Recorded data:
***

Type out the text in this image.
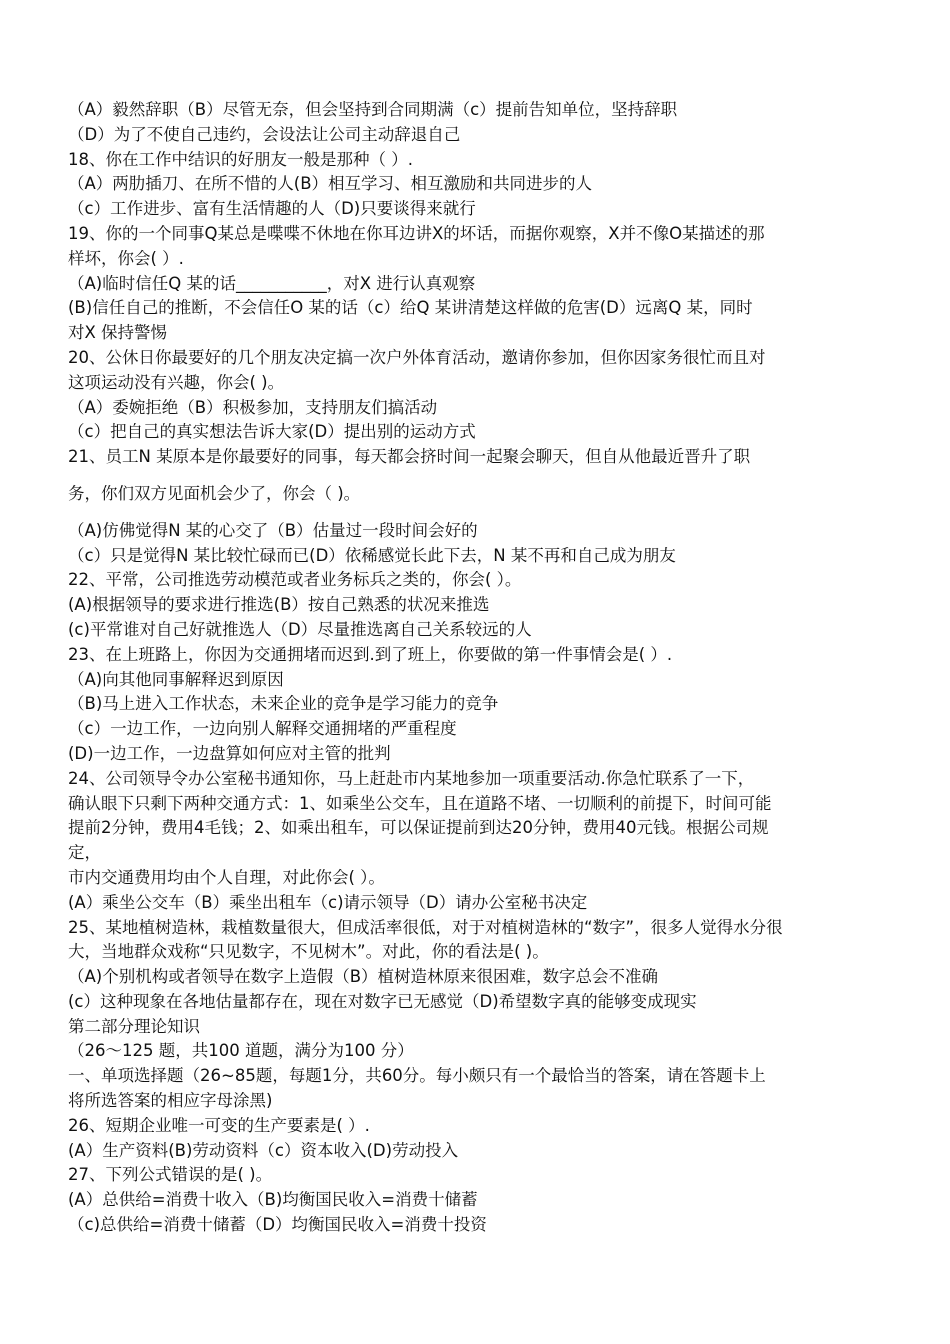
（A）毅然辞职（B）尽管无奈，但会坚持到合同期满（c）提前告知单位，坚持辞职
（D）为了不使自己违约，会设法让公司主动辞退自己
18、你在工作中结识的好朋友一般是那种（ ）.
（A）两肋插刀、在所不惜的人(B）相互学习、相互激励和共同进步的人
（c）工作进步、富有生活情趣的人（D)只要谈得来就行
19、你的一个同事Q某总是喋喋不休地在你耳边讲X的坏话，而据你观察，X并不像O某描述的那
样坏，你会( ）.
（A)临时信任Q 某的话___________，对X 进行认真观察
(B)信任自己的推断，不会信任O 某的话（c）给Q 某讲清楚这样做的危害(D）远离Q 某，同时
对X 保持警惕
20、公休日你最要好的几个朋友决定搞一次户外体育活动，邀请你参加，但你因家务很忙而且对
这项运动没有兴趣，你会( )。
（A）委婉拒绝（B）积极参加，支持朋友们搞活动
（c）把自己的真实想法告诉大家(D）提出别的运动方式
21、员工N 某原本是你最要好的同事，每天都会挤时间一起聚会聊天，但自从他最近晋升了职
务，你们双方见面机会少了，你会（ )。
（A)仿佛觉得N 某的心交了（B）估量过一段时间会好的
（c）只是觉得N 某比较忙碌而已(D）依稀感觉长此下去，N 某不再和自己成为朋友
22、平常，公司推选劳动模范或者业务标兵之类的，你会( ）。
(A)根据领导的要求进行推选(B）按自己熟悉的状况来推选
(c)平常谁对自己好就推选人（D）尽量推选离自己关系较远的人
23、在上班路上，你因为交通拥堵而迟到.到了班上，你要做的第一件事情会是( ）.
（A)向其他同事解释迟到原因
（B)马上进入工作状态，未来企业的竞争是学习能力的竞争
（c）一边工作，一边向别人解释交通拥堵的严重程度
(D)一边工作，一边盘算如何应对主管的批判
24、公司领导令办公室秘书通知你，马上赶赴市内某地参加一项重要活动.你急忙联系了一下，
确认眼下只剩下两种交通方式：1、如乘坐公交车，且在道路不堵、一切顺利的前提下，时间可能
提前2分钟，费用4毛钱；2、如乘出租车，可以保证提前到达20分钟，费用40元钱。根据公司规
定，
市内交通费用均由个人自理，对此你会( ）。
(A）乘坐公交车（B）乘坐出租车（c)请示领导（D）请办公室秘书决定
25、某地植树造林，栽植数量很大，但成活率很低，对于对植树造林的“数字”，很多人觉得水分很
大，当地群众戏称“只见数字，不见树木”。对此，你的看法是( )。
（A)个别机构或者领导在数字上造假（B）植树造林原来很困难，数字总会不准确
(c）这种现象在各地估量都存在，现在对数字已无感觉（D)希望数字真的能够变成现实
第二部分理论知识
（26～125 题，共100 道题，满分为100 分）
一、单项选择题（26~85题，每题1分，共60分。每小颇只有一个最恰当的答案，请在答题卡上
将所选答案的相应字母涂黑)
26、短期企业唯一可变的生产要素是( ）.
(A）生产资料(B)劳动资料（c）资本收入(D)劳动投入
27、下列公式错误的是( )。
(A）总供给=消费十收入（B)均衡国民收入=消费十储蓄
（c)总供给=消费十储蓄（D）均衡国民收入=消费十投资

***

WHAT YOU WILL DO: Each entry above is to be written out again unchanged, apart from the pictures, which are left out.

RESULT FOR THIS EXERCISE:
Type out the text in this image.
（A）毅然辞职（B）尽管无奈，但会坚持到合同期满（c）提前告知单位，坚持辞职
（D）为了不使自己违约，会设法让公司主动辞退自己
18、你在工作中结识的好朋友一般是那种（ ）.
（A）两肋插刀、在所不惜的人(B）相互学习、相互激励和共同进步的人
（c）工作进步、富有生活情趣的人（D)只要谈得来就行
19、你的一个同事Q某总是喋喋不休地在你耳边讲X的坏话，而据你观察，X并不像O某描述的那
样坏，你会( ）.
（A)临时信任Q 某的话___________，对X 进行认真观察
(B)信任自己的推断，不会信任O 某的话（c）给Q 某讲清楚这样做的危害(D）远离Q 某，同时
对X 保持警惕
20、公休日你最要好的几个朋友决定搞一次户外体育活动，邀请你参加，但你因家务很忙而且对
这项运动没有兴趣，你会( )。
（A）委婉拒绝（B）积极参加，支持朋友们搞活动
（c）把自己的真实想法告诉大家(D）提出别的运动方式
21、员工N 某原本是你最要好的同事，每天都会挤时间一起聚会聊天，但自从他最近晋升了职
务，你们双方见面机会少了，你会（ )。
（A)仿佛觉得N 某的心交了（B）估量过一段时间会好的
（c）只是觉得N 某比较忙碌而已(D）依稀感觉长此下去，N 某不再和自己成为朋友
22、平常，公司推选劳动模范或者业务标兵之类的，你会( ）。
(A)根据领导的要求进行推选(B）按自己熟悉的状况来推选
(c)平常谁对自己好就推选人（D）尽量推选离自己关系较远的人
23、在上班路上，你因为交通拥堵而迟到.到了班上，你要做的第一件事情会是( ）.
（A)向其他同事解释迟到原因
（B)马上进入工作状态，未来企业的竞争是学习能力的竞争
（c）一边工作，一边向别人解释交通拥堵的严重程度
(D)一边工作，一边盘算如何应对主管的批判
24、公司领导令办公室秘书通知你，马上赶赴市内某地参加一项重要活动.你急忙联系了一下，
确认眼下只剩下两种交通方式：1、如乘坐公交车，且在道路不堵、一切顺利的前提下，时间可能
提前2分钟，费用4毛钱；2、如乘出租车，可以保证提前到达20分钟，费用40元钱。根据公司规
定，
市内交通费用均由个人自理，对此你会( ）。
(A）乘坐公交车（B）乘坐出租车（c)请示领导（D）请办公室秘书决定
25、某地植树造林，栽植数量很大，但成活率很低，对于对植树造林的“数字”，很多人觉得水分很
大，当地群众戏称“只见数字，不见树木”。对此，你的看法是( )。
（A)个别机构或者领导在数字上造假（B）植树造林原来很困难，数字总会不准确
(c）这种现象在各地估量都存在，现在对数字已无感觉（D)希望数字真的能够变成现实
第二部分理论知识
（26～125 题，共100 道题，满分为100 分）
一、单项选择题（26~85题，每题1分，共60分。每小颇只有一个最恰当的答案，请在答题卡上
将所选答案的相应字母涂黑)
26、短期企业唯一可变的生产要素是( ）.
(A）生产资料(B)劳动资料（c）资本收入(D)劳动投入
27、下列公式错误的是( )。
(A）总供给=消费十收入（B)均衡国民收入=消费十储蓄
（c)总供给=消费十储蓄（D）均衡国民收入=消费十投资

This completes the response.